### [TASK DESCRIPTION]
In the entries that follow, how many lines contain the word "Modos"? Answer with the number only.

### [DATA TO PROCESS]
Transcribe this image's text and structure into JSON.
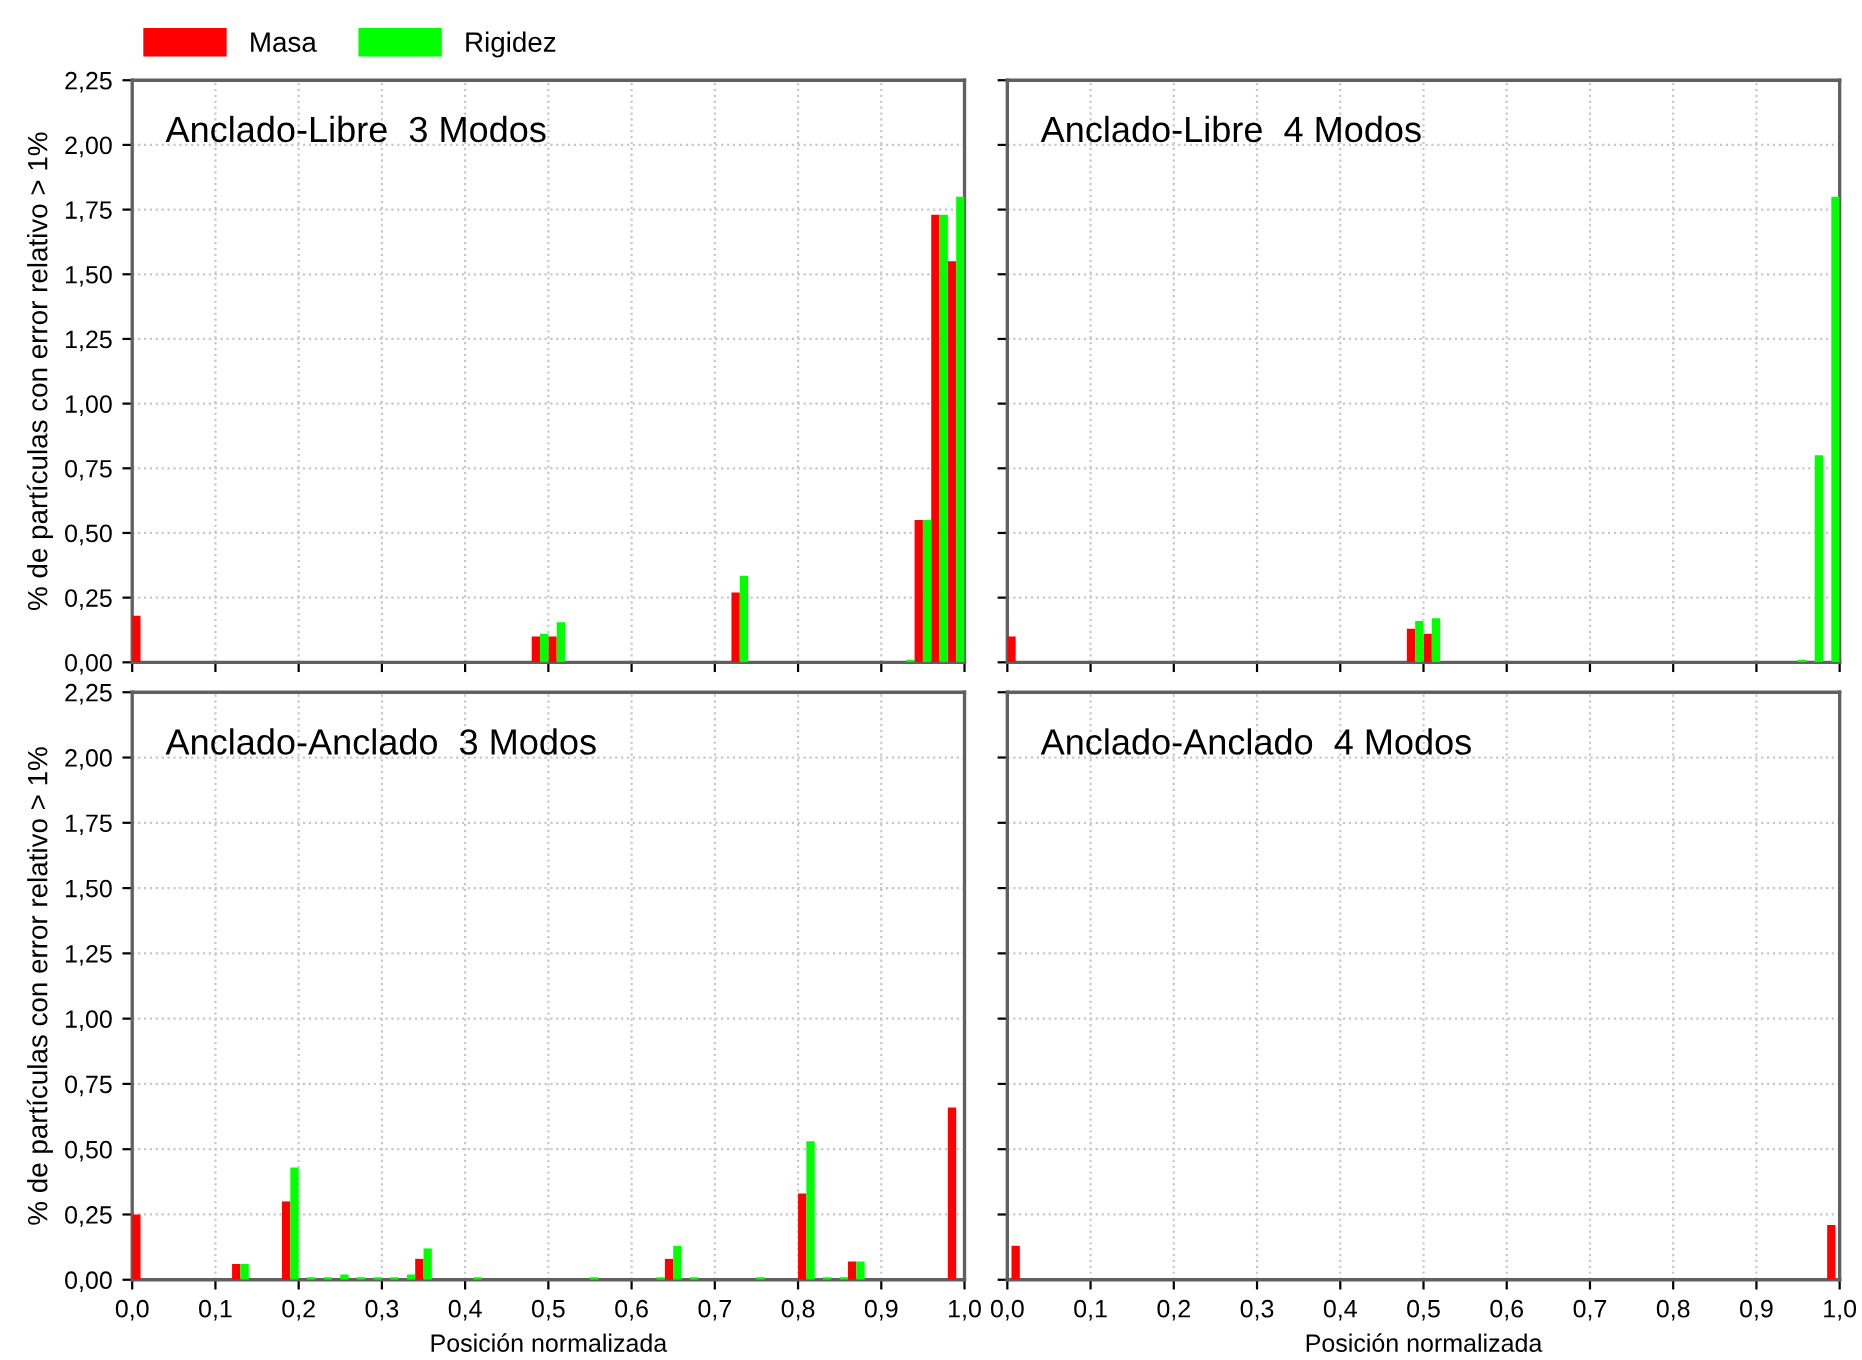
{
  "chart_data": [
    {
      "type": "bar",
      "title": "Anclado-Libre  3 Modos",
      "ylabel": "% de partículas con error relativo > 1%",
      "xlim": [
        0,
        1
      ],
      "ylim": [
        0,
        2.25
      ],
      "xticks": [
        {
          "value": 0,
          "label": null
        },
        {
          "value": 0.1,
          "label": null
        },
        {
          "value": 0.2,
          "label": null
        },
        {
          "value": 0.3,
          "label": null
        },
        {
          "value": 0.4,
          "label": null
        },
        {
          "value": 0.5,
          "label": null
        },
        {
          "value": 0.6,
          "label": null
        },
        {
          "value": 0.7,
          "label": null
        },
        {
          "value": 0.8,
          "label": null
        },
        {
          "value": 0.9,
          "label": null
        },
        {
          "value": 1,
          "label": null
        }
      ],
      "yticks": [
        {
          "value": 0,
          "label": "0,00"
        },
        {
          "value": 0.25,
          "label": "0,25"
        },
        {
          "value": 0.5,
          "label": "0,50"
        },
        {
          "value": 0.75,
          "label": "0,75"
        },
        {
          "value": 1,
          "label": "1,00"
        },
        {
          "value": 1.25,
          "label": "1,25"
        },
        {
          "value": 1.5,
          "label": "1,50"
        },
        {
          "value": 1.75,
          "label": "1,75"
        },
        {
          "value": 2,
          "label": "2,00"
        },
        {
          "value": 2.25,
          "label": "2,25"
        }
      ],
      "tick_labels": "y",
      "grid": true,
      "legend": "top left",
      "series": [
        {
          "name": "Masa",
          "color": "#ff0000",
          "x": [
            0.01,
            0.49,
            0.51,
            0.73,
            0.95,
            0.97,
            0.99
          ],
          "values": [
            0.18,
            0.1,
            0.1,
            0.27,
            0.55,
            1.73,
            1.55
          ]
        },
        {
          "name": "Rigidez",
          "color": "#00ff00",
          "x": [
            0.49,
            0.51,
            0.73,
            0.93,
            0.95,
            0.97,
            0.99
          ],
          "values": [
            0.11,
            0.155,
            0.335,
            0.01,
            0.55,
            1.73,
            1.8
          ]
        }
      ]
    },
    {
      "type": "bar",
      "title": "Anclado-Libre  4 Modos",
      "xlim": [
        0,
        1
      ],
      "ylim": [
        0,
        2.25
      ],
      "xticks": [
        {
          "value": 0,
          "label": null
        },
        {
          "value": 0.1,
          "label": null
        },
        {
          "value": 0.2,
          "label": null
        },
        {
          "value": 0.3,
          "label": null
        },
        {
          "value": 0.4,
          "label": null
        },
        {
          "value": 0.5,
          "label": null
        },
        {
          "value": 0.6,
          "label": null
        },
        {
          "value": 0.7,
          "label": null
        },
        {
          "value": 0.8,
          "label": null
        },
        {
          "value": 0.9,
          "label": null
        },
        {
          "value": 1,
          "label": null
        }
      ],
      "yticks": [
        {
          "value": 0,
          "label": null
        },
        {
          "value": 0.25,
          "label": null
        },
        {
          "value": 0.5,
          "label": null
        },
        {
          "value": 0.75,
          "label": null
        },
        {
          "value": 1,
          "label": null
        },
        {
          "value": 1.25,
          "label": null
        },
        {
          "value": 1.5,
          "label": null
        },
        {
          "value": 1.75,
          "label": null
        },
        {
          "value": 2,
          "label": null
        },
        {
          "value": 2.25,
          "label": null
        }
      ],
      "tick_labels": false,
      "grid": true,
      "series": [
        {
          "color": "#ff0000",
          "x": [
            0.01,
            0.49,
            0.51
          ],
          "values": [
            0.1,
            0.13,
            0.11
          ]
        },
        {
          "color": "#00ff00",
          "x": [
            0.49,
            0.51,
            0.95,
            0.97,
            0.99
          ],
          "values": [
            0.16,
            0.17,
            0.01,
            0.8,
            1.8
          ]
        }
      ]
    },
    {
      "type": "bar",
      "title": "Anclado-Anclado  3 Modos",
      "xlabel": "Posición normalizada",
      "ylabel": "% de partículas con error relativo > 1%",
      "xlim": [
        0,
        1
      ],
      "ylim": [
        0,
        2.25
      ],
      "xticks": [
        {
          "value": 0,
          "label": "0,0"
        },
        {
          "value": 0.1,
          "label": "0,1"
        },
        {
          "value": 0.2,
          "label": "0,2"
        },
        {
          "value": 0.3,
          "label": "0,3"
        },
        {
          "value": 0.4,
          "label": "0,4"
        },
        {
          "value": 0.5,
          "label": "0,5"
        },
        {
          "value": 0.6,
          "label": "0,6"
        },
        {
          "value": 0.7,
          "label": "0,7"
        },
        {
          "value": 0.8,
          "label": "0,8"
        },
        {
          "value": 0.9,
          "label": "0,9"
        },
        {
          "value": 1,
          "label": "1,0"
        }
      ],
      "yticks": [
        {
          "value": 0,
          "label": "0,00"
        },
        {
          "value": 0.25,
          "label": "0,25"
        },
        {
          "value": 0.5,
          "label": "0,50"
        },
        {
          "value": 0.75,
          "label": "0,75"
        },
        {
          "value": 1,
          "label": "1,00"
        },
        {
          "value": 1.25,
          "label": "1,25"
        },
        {
          "value": 1.5,
          "label": "1,50"
        },
        {
          "value": 1.75,
          "label": "1,75"
        },
        {
          "value": 2,
          "label": "2,00"
        },
        {
          "value": 2.25,
          "label": "2,25"
        }
      ],
      "grid": true,
      "series": [
        {
          "color": "#ff0000",
          "x": [
            0.01,
            0.13,
            0.19,
            0.35,
            0.65,
            0.81,
            0.87,
            0.99
          ],
          "values": [
            0.25,
            0.06,
            0.3,
            0.08,
            0.08,
            0.33,
            0.07,
            0.66
          ]
        },
        {
          "color": "#00ff00",
          "x": [
            0.13,
            0.19,
            0.21,
            0.23,
            0.25,
            0.27,
            0.29,
            0.31,
            0.33,
            0.35,
            0.41,
            0.55,
            0.63,
            0.65,
            0.67,
            0.75,
            0.81,
            0.83,
            0.85,
            0.87
          ],
          "values": [
            0.06,
            0.43,
            0.01,
            0.01,
            0.02,
            0.01,
            0.01,
            0.01,
            0.02,
            0.12,
            0.01,
            0.01,
            0.01,
            0.13,
            0.01,
            0.01,
            0.53,
            0.01,
            0.01,
            0.07
          ]
        }
      ]
    },
    {
      "type": "bar",
      "title": "Anclado-Anclado  4 Modos",
      "xlabel": "Posición normalizada",
      "xlim": [
        0,
        1
      ],
      "ylim": [
        0,
        2.25
      ],
      "xticks": [
        {
          "value": 0,
          "label": "0,0"
        },
        {
          "value": 0.1,
          "label": "0,1"
        },
        {
          "value": 0.2,
          "label": "0,2"
        },
        {
          "value": 0.3,
          "label": "0,3"
        },
        {
          "value": 0.4,
          "label": "0,4"
        },
        {
          "value": 0.5,
          "label": "0,5"
        },
        {
          "value": 0.6,
          "label": "0,6"
        },
        {
          "value": 0.7,
          "label": "0,7"
        },
        {
          "value": 0.8,
          "label": "0,8"
        },
        {
          "value": 0.9,
          "label": "0,9"
        },
        {
          "value": 1,
          "label": "1,0"
        }
      ],
      "yticks": [
        {
          "value": 0,
          "label": null
        },
        {
          "value": 0.25,
          "label": null
        },
        {
          "value": 0.5,
          "label": null
        },
        {
          "value": 0.75,
          "label": null
        },
        {
          "value": 1,
          "label": null
        },
        {
          "value": 1.25,
          "label": null
        },
        {
          "value": 1.5,
          "label": null
        },
        {
          "value": 1.75,
          "label": null
        },
        {
          "value": 2,
          "label": null
        },
        {
          "value": 2.25,
          "label": null
        }
      ],
      "tick_labels": "x",
      "grid": true,
      "series": [
        {
          "color": "#ff0000",
          "x": [
            0.01,
            0.99
          ],
          "values": [
            0.13,
            0.21
          ]
        }
      ]
    }
  ]
}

### [THE ANSWER]
4